Go through the data below. List every line that holds the word "name".

==== Data in this exercise ====

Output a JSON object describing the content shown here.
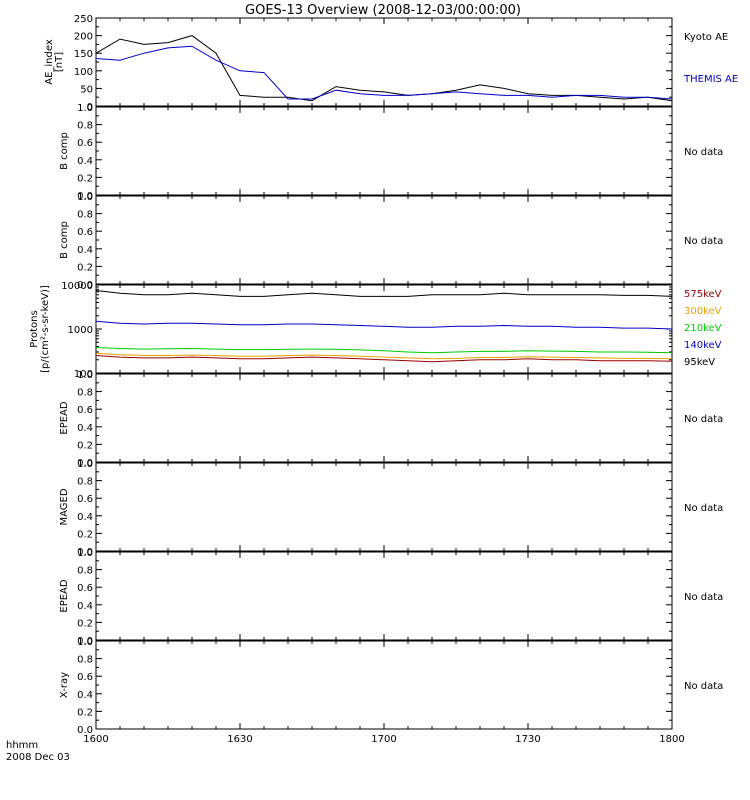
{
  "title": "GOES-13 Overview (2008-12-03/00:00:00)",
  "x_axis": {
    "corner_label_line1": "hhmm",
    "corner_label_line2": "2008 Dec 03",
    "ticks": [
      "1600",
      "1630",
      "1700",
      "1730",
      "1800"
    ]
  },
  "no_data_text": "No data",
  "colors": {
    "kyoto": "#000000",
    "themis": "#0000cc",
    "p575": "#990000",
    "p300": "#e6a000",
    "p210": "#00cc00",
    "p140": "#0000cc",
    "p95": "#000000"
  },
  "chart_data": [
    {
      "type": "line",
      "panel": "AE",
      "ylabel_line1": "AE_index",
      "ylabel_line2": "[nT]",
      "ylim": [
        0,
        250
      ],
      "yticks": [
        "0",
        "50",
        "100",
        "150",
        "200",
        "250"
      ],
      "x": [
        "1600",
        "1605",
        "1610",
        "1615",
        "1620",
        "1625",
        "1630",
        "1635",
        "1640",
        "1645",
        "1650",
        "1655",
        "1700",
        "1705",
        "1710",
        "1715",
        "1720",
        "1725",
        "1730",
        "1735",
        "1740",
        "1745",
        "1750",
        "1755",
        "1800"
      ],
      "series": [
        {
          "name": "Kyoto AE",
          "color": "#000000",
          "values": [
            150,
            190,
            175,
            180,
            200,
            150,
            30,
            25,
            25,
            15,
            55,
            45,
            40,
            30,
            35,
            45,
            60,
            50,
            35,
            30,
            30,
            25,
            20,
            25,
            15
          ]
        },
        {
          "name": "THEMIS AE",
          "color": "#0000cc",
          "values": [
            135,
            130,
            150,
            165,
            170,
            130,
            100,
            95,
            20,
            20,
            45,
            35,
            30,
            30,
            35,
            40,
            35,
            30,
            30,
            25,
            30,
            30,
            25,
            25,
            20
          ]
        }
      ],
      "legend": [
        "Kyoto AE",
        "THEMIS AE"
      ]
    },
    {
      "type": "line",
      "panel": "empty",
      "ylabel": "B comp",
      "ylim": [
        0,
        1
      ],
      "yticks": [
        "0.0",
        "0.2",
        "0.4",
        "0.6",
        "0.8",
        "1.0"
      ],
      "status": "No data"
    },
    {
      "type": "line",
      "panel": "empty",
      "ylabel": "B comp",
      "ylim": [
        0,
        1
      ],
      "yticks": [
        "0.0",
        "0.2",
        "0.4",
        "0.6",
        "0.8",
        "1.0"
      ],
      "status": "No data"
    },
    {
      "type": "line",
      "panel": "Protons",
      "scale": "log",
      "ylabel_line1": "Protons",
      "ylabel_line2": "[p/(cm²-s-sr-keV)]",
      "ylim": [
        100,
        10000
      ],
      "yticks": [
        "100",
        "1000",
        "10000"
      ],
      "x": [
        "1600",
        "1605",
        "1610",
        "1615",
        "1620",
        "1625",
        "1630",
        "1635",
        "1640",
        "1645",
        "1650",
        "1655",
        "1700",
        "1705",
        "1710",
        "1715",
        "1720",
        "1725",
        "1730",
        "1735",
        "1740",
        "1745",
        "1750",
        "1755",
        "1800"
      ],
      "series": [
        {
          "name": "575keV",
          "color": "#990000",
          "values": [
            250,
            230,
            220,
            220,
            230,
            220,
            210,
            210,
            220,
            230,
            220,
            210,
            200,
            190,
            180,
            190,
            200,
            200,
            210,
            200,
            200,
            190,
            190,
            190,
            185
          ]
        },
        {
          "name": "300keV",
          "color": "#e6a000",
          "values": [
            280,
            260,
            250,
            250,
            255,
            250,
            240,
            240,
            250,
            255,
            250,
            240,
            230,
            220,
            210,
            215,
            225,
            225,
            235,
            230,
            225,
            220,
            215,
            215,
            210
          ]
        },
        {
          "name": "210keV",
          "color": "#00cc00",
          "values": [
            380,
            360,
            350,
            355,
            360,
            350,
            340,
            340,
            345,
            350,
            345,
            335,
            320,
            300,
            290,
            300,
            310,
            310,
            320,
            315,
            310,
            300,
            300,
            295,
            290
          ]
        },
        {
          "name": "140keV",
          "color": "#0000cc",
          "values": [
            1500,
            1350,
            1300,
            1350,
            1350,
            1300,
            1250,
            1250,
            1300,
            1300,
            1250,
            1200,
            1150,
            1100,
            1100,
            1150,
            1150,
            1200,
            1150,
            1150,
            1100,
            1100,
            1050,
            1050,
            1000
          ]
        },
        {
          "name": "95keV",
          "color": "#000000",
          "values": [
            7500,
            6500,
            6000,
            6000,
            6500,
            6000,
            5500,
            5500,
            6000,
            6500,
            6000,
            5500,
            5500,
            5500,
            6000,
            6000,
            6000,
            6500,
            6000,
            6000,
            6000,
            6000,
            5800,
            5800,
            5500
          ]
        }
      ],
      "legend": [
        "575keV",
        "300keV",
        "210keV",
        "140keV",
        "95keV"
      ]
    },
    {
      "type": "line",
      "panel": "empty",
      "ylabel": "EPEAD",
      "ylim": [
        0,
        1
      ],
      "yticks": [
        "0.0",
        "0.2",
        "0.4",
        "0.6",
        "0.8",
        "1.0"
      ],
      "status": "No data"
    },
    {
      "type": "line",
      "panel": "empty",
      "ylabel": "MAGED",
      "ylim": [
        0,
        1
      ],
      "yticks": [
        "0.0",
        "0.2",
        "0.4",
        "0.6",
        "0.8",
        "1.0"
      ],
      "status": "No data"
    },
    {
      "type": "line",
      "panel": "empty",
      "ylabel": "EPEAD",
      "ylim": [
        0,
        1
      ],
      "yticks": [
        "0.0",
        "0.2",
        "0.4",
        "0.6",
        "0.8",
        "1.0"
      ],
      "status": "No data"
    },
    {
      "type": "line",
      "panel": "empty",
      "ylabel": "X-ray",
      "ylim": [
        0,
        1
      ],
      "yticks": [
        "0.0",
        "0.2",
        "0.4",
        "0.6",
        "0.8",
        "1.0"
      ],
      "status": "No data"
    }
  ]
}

====

● **Reply to the exercise**
          "name": "Kyoto AE",
          "name": "THEMIS AE",
          "name": "575keV",
          "name": "300keV",
          "name": "210keV",
          "name": "140keV",
          "name": "95keV",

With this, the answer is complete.